§ JOBS
1 - Could you repeat the part of the passage on GPU worker timing instrumentation from "This instrumentation is" to "guessing and knowing.", word for word?
2 - Please answer these questions about the passage on GPU worker timing instrumentation:
(a) What does the libc function malloc_trim do?
(b) What protects the JobTracker's shared data structure?
(c) Which file is modified with timing instrumentation?
3 - Can you carry the passage on GPU worker timing instrumentation forward from its last sentence?

— begin PASSAGE PROVIDED —

Input Knowledge Required

To understand what this message is doing, a reader needs:

  1. Knowledge of the cuzk pipeline architecture: The proving pipeline has distinct phases — synthesis (CPU-bound), GPU proving (GPU-bound), and finalization (CPU-bound, runs asynchronously). The GPU worker loop is the central scheduler that feeds work to the GPU.
  2. Understanding of the two-phase prove design: The GPU prove is split into prove_start (which releases quickly after acquiring a GPU lock) and prove_finish (which completes the work). This design allows overlapping GPU compute with other work but introduces synchronization points.
  3. Familiarity with the JobTracker: This is a shared data structure protected by an RwLock that tracks the state of all in-flight jobs, partitions, and GPU workers. Both GPU workers and finalizers access it, making it a potential contention point.
  4. Knowledge of malloc_trim: This libc function reclaims heap memory by returning free pages to the OS. It walks the entire heap, which on a 400+ GiB system can take significant time. It's called after each partition completes to prevent memory fragmentation.
  5. Understanding of Instant::now() and timing precision: The instrumentation uses Rust's monotonic clock for sub-microsecond precision, sufficient to measure the multi-second gaps that are the target of investigation.

Output Knowledge Created

The immediate output of this message is a modified engine.rs file with timing instrumentation inserted into the GPU worker loop. But the more important output is the capability it creates: after the instrumented binary is built and deployed, every execution will produce a detailed timing trace of the GPU worker's behavior. Each log line will show exactly how many microseconds each step took, making it possible to pinpoint the bottleneck with surgical precision.

This instrumentation is temporary by nature — once the root cause is identified and fixed, the timing logs can be removed or gated behind a feature flag. But during the investigation, they are the difference between guessing and knowing.

— end PASSAGE PROVIDED —
— begin DATASET EXCERPTS —

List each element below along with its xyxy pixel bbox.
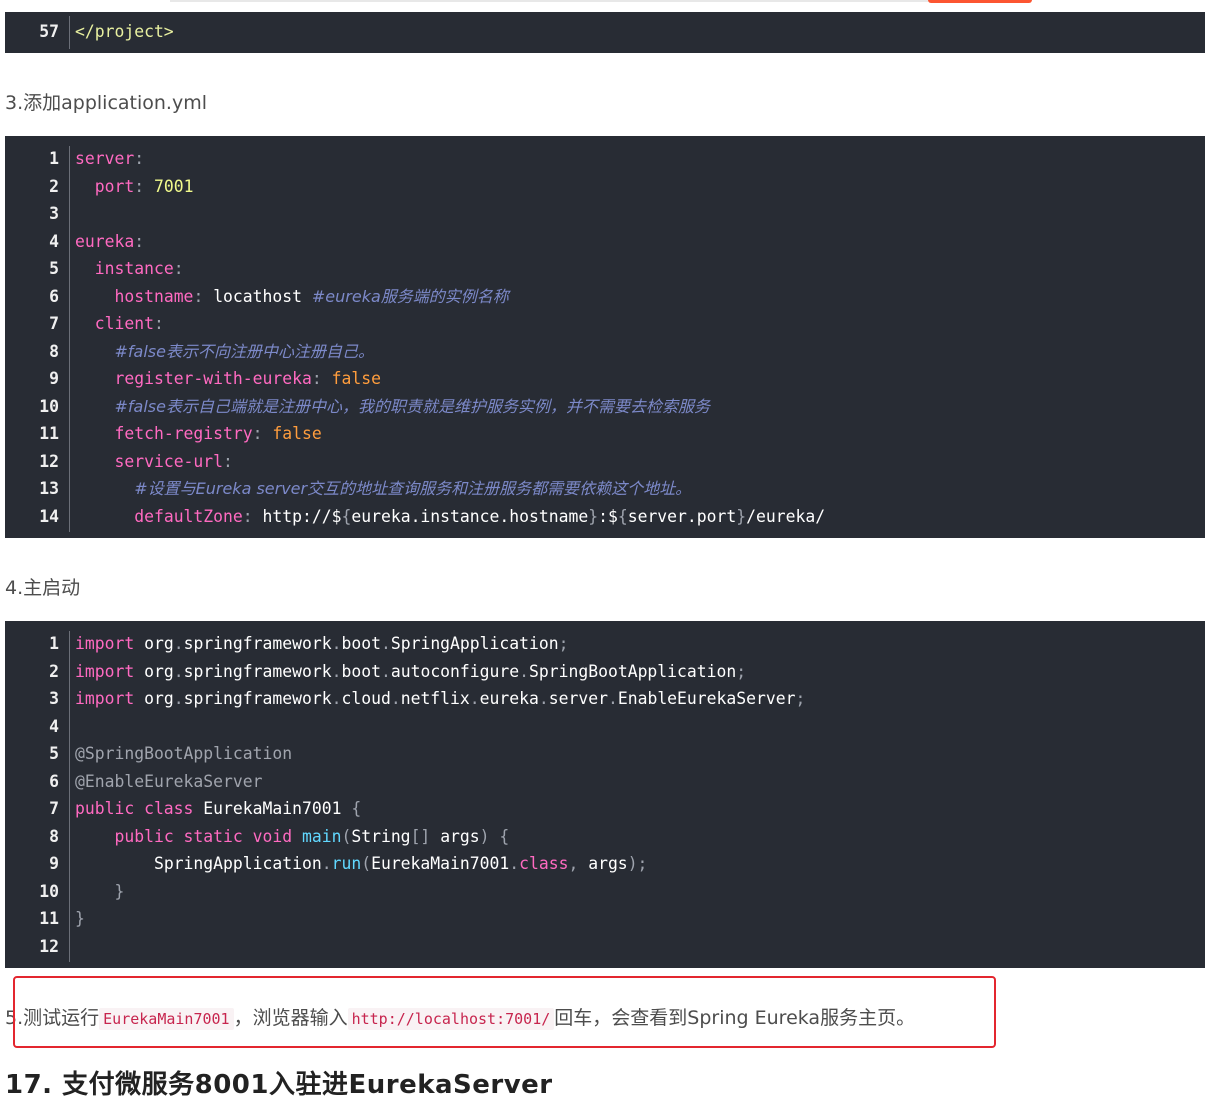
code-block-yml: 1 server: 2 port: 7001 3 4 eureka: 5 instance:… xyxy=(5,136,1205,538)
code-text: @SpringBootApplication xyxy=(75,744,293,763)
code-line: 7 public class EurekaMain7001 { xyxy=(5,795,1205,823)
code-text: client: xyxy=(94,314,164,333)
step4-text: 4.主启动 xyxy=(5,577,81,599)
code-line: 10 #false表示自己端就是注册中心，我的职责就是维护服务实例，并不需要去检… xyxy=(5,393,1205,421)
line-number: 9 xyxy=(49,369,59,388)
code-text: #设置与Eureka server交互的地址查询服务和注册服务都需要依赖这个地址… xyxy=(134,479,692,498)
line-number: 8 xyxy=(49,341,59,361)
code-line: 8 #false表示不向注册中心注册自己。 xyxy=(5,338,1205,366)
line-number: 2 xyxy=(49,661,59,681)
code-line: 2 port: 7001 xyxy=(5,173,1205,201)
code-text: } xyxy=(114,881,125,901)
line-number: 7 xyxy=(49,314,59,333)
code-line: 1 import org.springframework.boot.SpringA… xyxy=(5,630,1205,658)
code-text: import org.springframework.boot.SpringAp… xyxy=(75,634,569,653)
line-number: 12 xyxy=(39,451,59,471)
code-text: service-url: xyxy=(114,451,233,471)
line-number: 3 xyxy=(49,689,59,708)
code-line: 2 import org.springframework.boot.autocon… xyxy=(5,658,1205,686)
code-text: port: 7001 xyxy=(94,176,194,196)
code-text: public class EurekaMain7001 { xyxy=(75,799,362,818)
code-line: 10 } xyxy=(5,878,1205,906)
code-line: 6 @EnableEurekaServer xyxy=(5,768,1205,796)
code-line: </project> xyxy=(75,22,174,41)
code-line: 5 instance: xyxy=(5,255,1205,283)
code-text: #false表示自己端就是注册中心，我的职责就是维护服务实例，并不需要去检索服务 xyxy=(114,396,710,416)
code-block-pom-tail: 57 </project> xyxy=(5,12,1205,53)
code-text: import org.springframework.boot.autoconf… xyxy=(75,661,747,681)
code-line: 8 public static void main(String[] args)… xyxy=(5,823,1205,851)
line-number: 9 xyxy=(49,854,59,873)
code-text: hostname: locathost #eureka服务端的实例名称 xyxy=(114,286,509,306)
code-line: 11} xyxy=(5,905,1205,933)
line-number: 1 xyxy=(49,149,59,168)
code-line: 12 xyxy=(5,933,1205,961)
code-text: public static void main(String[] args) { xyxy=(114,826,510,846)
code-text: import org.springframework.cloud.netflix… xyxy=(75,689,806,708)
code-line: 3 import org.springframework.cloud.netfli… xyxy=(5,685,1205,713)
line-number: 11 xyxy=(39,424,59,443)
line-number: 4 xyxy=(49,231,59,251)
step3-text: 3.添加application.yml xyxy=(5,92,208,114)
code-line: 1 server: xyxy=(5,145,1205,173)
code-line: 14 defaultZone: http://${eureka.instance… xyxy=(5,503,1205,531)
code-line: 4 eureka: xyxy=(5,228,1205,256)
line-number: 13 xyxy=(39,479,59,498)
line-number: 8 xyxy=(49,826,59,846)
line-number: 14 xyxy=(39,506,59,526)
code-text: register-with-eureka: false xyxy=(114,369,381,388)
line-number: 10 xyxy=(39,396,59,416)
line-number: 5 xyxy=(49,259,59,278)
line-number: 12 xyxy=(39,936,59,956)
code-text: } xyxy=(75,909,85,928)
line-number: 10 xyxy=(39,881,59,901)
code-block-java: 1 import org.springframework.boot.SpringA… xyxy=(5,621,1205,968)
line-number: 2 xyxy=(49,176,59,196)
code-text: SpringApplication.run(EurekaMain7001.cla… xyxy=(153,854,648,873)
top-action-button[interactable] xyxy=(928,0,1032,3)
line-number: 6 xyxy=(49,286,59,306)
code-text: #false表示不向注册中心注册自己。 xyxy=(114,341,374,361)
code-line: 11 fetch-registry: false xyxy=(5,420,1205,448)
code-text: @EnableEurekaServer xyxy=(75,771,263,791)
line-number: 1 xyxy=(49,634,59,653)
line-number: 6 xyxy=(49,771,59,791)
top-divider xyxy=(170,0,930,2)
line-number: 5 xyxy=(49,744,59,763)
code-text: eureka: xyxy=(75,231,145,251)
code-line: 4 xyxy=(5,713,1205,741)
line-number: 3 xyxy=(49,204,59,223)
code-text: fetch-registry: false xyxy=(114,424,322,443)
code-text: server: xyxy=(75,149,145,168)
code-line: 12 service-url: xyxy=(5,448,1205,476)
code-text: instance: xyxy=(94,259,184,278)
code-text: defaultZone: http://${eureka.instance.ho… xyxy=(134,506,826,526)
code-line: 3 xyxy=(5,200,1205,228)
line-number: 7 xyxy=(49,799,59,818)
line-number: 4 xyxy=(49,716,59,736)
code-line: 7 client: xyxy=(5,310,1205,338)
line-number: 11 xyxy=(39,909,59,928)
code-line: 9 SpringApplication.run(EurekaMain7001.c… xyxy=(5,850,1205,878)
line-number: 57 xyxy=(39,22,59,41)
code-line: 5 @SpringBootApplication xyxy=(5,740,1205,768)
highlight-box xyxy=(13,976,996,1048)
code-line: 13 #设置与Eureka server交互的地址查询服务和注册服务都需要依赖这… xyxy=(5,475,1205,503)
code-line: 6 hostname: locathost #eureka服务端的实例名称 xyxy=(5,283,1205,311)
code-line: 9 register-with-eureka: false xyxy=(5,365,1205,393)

— end DATASET EXCERPTS —

§ THE RESPONSES
1 -
This instrumentation is temporary by nature — once the root cause is identified and fixed, the timing logs can be removed or gated behind a feature flag. But during the investigation, they are the difference between guessing and knowing.

2 -
(a) It reclaims heap memory by returning free pages to the OS.
(b) An RwLock.
(c) engine.rs.

3 -
The Broader Lesson

Message [msg 2971] exemplifies a debugging philosophy that runs throughout this coding session: when faced with a performance mystery, don't guess — measure. The team had already built an extensive monitoring infrastructure with a JSON status API and a live visualization panel. Adding fine-grained timing instrumentation to the hot path is a natural extension of that data-driven approach.

The user's question — "Should/Can we first add and gather logs with real evidence?" — and the assistant's enthusiastic agreement show a shared commitment to evidence-based debugging. This is particularly notable because malloc_trim on a 400 GiB heap is such a tempting culprit. It feels right. It sounds plausible. But feelings are not data, and in performance engineering, plausible-sounding guesses are often wrong.

As the session continues after this message, the assistant instruments the spawn_blocking GPU prove call to separate mutex wait time from compute time ([msg 2972]), then instruments the finalizer with timing for each phase including malloc_trim ([msg 2973]). The next step will be to build the instrumented binary, deploy it to the remote machine, and gather logs from a live workload. Only then will the team know — for certain — what is causing those multi-second gaps.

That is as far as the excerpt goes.